↓
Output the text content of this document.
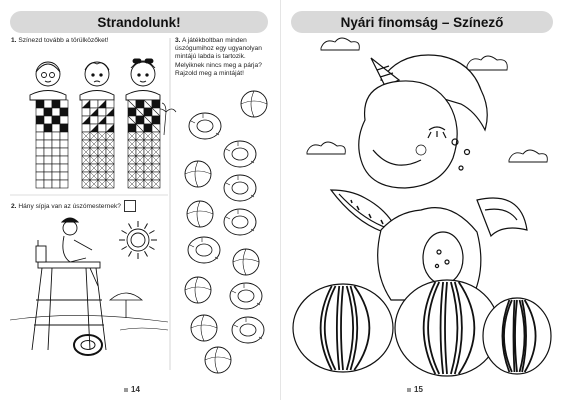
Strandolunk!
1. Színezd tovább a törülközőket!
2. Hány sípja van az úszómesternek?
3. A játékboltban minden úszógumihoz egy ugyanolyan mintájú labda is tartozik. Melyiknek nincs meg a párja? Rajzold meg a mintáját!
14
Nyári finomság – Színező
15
↑
(Given task): Working from the material above, transcribe it exactly while omitting pictures.

(The reply):
Output the text content of this document.
Strandolunk!
1. Színezd tovább a törülközőket!
2. Hány sípja van az úszómesternek?
3. A játékboltban minden úszógumihoz egy ugyanolyan mintájú labda is tartozik. Melyiknek nincs meg a párja? Rajzold meg a mintáját!
14
Nyári finomság – Színező
15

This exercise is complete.